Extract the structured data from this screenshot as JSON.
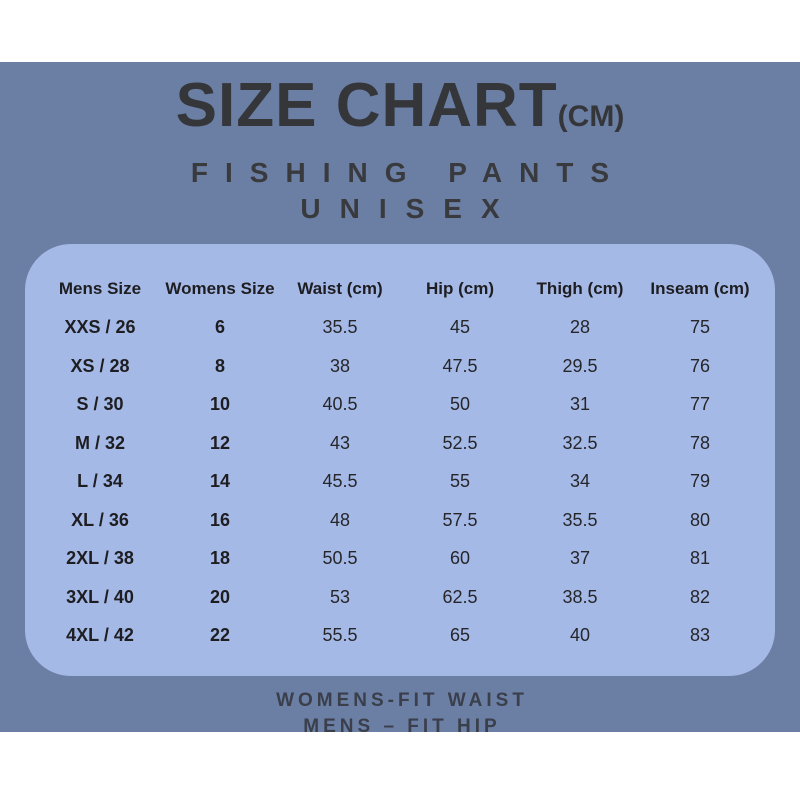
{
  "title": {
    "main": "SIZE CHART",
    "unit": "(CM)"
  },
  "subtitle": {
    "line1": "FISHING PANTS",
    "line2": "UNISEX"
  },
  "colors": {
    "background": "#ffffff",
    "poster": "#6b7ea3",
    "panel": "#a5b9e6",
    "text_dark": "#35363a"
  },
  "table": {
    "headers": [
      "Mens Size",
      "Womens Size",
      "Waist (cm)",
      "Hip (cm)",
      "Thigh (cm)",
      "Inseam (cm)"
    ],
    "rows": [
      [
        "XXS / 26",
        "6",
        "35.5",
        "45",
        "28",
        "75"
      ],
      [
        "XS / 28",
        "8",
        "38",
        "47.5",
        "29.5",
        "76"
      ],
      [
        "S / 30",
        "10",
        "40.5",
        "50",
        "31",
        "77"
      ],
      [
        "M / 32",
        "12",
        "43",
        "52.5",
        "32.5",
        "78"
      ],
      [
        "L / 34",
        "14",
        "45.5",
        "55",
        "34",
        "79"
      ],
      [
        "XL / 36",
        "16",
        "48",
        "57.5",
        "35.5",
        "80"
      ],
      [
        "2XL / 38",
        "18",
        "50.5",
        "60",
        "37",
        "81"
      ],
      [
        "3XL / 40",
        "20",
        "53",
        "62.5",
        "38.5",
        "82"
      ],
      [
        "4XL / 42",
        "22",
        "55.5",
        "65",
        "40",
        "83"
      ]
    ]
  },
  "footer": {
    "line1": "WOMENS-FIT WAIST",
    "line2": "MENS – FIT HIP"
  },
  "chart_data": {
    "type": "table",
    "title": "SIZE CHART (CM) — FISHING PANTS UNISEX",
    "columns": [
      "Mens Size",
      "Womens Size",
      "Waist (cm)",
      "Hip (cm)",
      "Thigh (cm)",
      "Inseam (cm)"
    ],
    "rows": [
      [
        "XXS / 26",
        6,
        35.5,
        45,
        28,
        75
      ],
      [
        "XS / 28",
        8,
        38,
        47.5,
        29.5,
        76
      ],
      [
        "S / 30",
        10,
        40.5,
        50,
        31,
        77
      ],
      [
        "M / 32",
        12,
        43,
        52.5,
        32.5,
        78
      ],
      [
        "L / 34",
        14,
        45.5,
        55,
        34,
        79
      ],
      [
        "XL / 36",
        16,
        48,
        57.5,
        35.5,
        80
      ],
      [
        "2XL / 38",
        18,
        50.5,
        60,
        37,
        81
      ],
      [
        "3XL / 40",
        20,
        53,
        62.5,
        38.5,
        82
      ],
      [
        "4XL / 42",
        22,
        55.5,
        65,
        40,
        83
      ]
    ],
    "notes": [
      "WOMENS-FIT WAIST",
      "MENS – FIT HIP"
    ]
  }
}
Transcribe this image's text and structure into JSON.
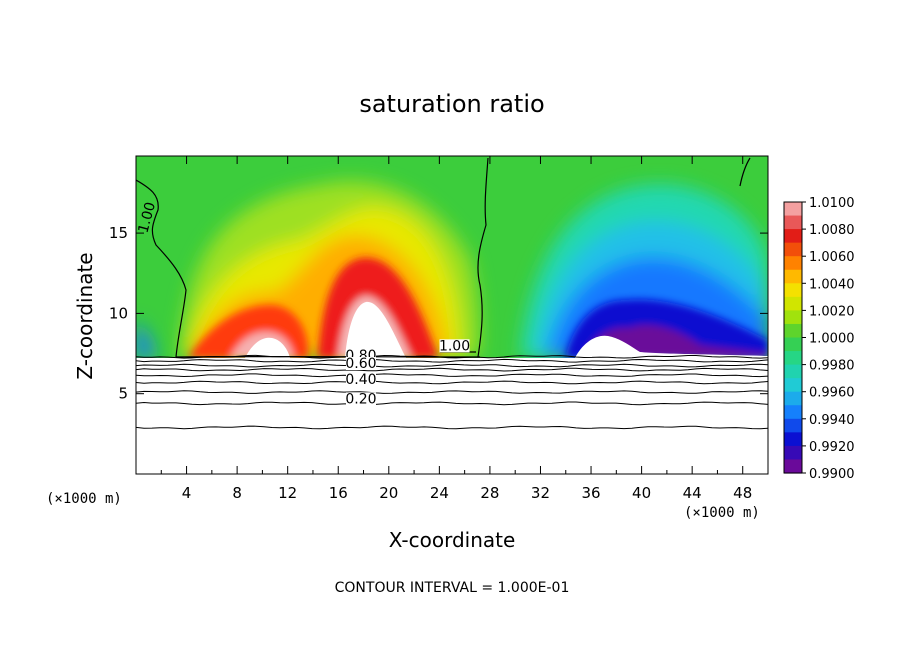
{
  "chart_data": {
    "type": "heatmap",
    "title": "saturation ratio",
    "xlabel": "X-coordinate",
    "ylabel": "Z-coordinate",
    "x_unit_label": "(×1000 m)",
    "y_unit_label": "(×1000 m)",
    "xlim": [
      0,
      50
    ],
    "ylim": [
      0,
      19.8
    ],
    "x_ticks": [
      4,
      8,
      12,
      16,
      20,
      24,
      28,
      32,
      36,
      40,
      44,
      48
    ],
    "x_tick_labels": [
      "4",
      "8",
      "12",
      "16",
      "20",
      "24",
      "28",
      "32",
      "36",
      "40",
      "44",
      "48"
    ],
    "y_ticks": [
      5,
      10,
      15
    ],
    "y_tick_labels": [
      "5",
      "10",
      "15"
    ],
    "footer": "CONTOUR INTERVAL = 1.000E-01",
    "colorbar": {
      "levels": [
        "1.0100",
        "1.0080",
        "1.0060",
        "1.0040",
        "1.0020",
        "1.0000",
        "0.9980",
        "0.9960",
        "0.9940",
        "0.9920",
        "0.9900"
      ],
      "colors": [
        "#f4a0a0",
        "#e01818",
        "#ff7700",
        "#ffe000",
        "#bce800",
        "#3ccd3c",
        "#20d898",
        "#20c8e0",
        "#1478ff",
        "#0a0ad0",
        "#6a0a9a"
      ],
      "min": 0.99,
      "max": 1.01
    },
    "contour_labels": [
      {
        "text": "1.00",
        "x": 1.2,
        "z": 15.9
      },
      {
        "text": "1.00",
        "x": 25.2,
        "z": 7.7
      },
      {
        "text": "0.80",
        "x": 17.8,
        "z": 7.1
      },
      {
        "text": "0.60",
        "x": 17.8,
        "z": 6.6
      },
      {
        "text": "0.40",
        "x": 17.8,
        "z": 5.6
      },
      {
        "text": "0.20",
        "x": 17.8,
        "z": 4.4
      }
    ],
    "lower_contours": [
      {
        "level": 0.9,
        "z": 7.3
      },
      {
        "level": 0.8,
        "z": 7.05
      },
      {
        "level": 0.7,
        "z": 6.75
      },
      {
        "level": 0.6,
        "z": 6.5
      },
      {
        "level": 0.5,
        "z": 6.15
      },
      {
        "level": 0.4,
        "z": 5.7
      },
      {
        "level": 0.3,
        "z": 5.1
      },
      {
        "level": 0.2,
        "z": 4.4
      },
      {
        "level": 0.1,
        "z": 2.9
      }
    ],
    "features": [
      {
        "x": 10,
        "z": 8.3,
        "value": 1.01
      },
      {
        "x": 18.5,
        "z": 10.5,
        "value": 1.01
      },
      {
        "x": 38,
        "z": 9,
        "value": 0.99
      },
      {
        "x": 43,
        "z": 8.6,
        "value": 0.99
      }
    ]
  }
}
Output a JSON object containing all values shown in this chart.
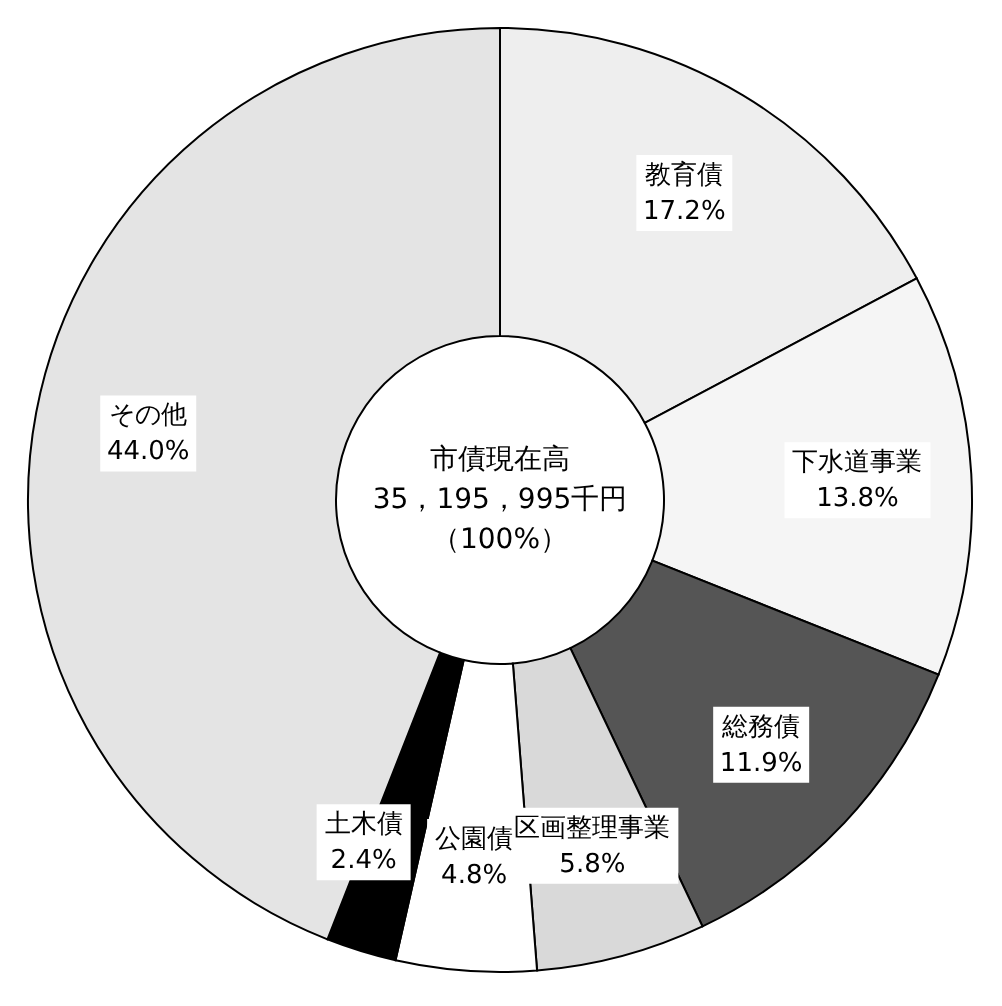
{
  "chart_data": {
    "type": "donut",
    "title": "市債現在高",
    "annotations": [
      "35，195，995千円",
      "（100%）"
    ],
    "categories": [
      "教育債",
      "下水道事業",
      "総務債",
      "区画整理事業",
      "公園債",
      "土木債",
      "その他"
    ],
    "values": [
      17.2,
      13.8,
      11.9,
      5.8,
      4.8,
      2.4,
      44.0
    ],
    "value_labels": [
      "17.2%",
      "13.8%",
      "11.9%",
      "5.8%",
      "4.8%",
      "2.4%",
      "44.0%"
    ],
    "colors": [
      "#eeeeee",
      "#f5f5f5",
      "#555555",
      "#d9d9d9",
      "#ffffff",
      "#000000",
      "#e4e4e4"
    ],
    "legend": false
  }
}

-*-*-

= Task prompt =
Keep the pictures out of the copy and write out the data exactly as it stands.

= Task result =
Extract the structured data from this screenshot as JSON.
{
  "title": {
    "main": "SIZE CHART",
    "unit": "(CM)"
  },
  "subtitle": {
    "line1": "FISHING PANTS",
    "line2": "UNISEX"
  },
  "colors": {
    "background": "#ffffff",
    "poster": "#6b7ea3",
    "panel": "#a5b9e6",
    "text_dark": "#35363a"
  },
  "table": {
    "headers": [
      "Mens Size",
      "Womens Size",
      "Waist (cm)",
      "Hip (cm)",
      "Thigh (cm)",
      "Inseam (cm)"
    ],
    "rows": [
      [
        "XXS / 26",
        "6",
        "35.5",
        "45",
        "28",
        "75"
      ],
      [
        "XS / 28",
        "8",
        "38",
        "47.5",
        "29.5",
        "76"
      ],
      [
        "S / 30",
        "10",
        "40.5",
        "50",
        "31",
        "77"
      ],
      [
        "M / 32",
        "12",
        "43",
        "52.5",
        "32.5",
        "78"
      ],
      [
        "L / 34",
        "14",
        "45.5",
        "55",
        "34",
        "79"
      ],
      [
        "XL / 36",
        "16",
        "48",
        "57.5",
        "35.5",
        "80"
      ],
      [
        "2XL / 38",
        "18",
        "50.5",
        "60",
        "37",
        "81"
      ],
      [
        "3XL / 40",
        "20",
        "53",
        "62.5",
        "38.5",
        "82"
      ],
      [
        "4XL / 42",
        "22",
        "55.5",
        "65",
        "40",
        "83"
      ]
    ]
  },
  "footer": {
    "line1": "WOMENS-FIT WAIST",
    "line2": "MENS – FIT HIP"
  },
  "chart_data": {
    "type": "table",
    "title": "SIZE CHART (CM) — FISHING PANTS UNISEX",
    "columns": [
      "Mens Size",
      "Womens Size",
      "Waist (cm)",
      "Hip (cm)",
      "Thigh (cm)",
      "Inseam (cm)"
    ],
    "rows": [
      [
        "XXS / 26",
        6,
        35.5,
        45,
        28,
        75
      ],
      [
        "XS / 28",
        8,
        38,
        47.5,
        29.5,
        76
      ],
      [
        "S / 30",
        10,
        40.5,
        50,
        31,
        77
      ],
      [
        "M / 32",
        12,
        43,
        52.5,
        32.5,
        78
      ],
      [
        "L / 34",
        14,
        45.5,
        55,
        34,
        79
      ],
      [
        "XL / 36",
        16,
        48,
        57.5,
        35.5,
        80
      ],
      [
        "2XL / 38",
        18,
        50.5,
        60,
        37,
        81
      ],
      [
        "3XL / 40",
        20,
        53,
        62.5,
        38.5,
        82
      ],
      [
        "4XL / 42",
        22,
        55.5,
        65,
        40,
        83
      ]
    ],
    "notes": [
      "WOMENS-FIT WAIST",
      "MENS – FIT HIP"
    ]
  }
}
Transcribe this image's text and structure into JSON.
{
  "chart_data": {
    "type": "heatmap",
    "title": "saturation ratio",
    "xlabel": "X-coordinate",
    "ylabel": "Z-coordinate",
    "x_unit_label": "(×1000 m)",
    "y_unit_label": "(×1000 m)",
    "xlim": [
      0,
      50
    ],
    "ylim": [
      0,
      19.8
    ],
    "x_ticks": [
      4,
      8,
      12,
      16,
      20,
      24,
      28,
      32,
      36,
      40,
      44,
      48
    ],
    "x_tick_labels": [
      "4",
      "8",
      "12",
      "16",
      "20",
      "24",
      "28",
      "32",
      "36",
      "40",
      "44",
      "48"
    ],
    "y_ticks": [
      5,
      10,
      15
    ],
    "y_tick_labels": [
      "5",
      "10",
      "15"
    ],
    "footer": "CONTOUR INTERVAL = 1.000E-01",
    "colorbar": {
      "levels": [
        "1.0100",
        "1.0080",
        "1.0060",
        "1.0040",
        "1.0020",
        "1.0000",
        "0.9980",
        "0.9960",
        "0.9940",
        "0.9920",
        "0.9900"
      ],
      "colors": [
        "#f4a0a0",
        "#e01818",
        "#ff7700",
        "#ffe000",
        "#bce800",
        "#3ccd3c",
        "#20d898",
        "#20c8e0",
        "#1478ff",
        "#0a0ad0",
        "#6a0a9a"
      ],
      "min": 0.99,
      "max": 1.01
    },
    "contour_labels": [
      {
        "text": "1.00",
        "x": 1.2,
        "z": 15.9
      },
      {
        "text": "1.00",
        "x": 25.2,
        "z": 7.7
      },
      {
        "text": "0.80",
        "x": 17.8,
        "z": 7.1
      },
      {
        "text": "0.60",
        "x": 17.8,
        "z": 6.6
      },
      {
        "text": "0.40",
        "x": 17.8,
        "z": 5.6
      },
      {
        "text": "0.20",
        "x": 17.8,
        "z": 4.4
      }
    ],
    "lower_contours": [
      {
        "level": 0.9,
        "z": 7.3
      },
      {
        "level": 0.8,
        "z": 7.05
      },
      {
        "level": 0.7,
        "z": 6.75
      },
      {
        "level": 0.6,
        "z": 6.5
      },
      {
        "level": 0.5,
        "z": 6.15
      },
      {
        "level": 0.4,
        "z": 5.7
      },
      {
        "level": 0.3,
        "z": 5.1
      },
      {
        "level": 0.2,
        "z": 4.4
      },
      {
        "level": 0.1,
        "z": 2.9
      }
    ],
    "features": [
      {
        "x": 10,
        "z": 8.3,
        "value": 1.01
      },
      {
        "x": 18.5,
        "z": 10.5,
        "value": 1.01
      },
      {
        "x": 38,
        "z": 9,
        "value": 0.99
      },
      {
        "x": 43,
        "z": 8.6,
        "value": 0.99
      }
    ]
  }
}
Output a JSON object containing all values shown in this chart.
{
  "chart_data": {
    "type": "donut",
    "title": "市債現在高",
    "annotations": [
      "35，195，995千円",
      "（100%）"
    ],
    "categories": [
      "教育債",
      "下水道事業",
      "総務債",
      "区画整理事業",
      "公園債",
      "土木債",
      "その他"
    ],
    "values": [
      17.2,
      13.8,
      11.9,
      5.8,
      4.8,
      2.4,
      44.0
    ],
    "value_labels": [
      "17.2%",
      "13.8%",
      "11.9%",
      "5.8%",
      "4.8%",
      "2.4%",
      "44.0%"
    ],
    "colors": [
      "#eeeeee",
      "#f5f5f5",
      "#555555",
      "#d9d9d9",
      "#ffffff",
      "#000000",
      "#e4e4e4"
    ],
    "legend": false
  }
}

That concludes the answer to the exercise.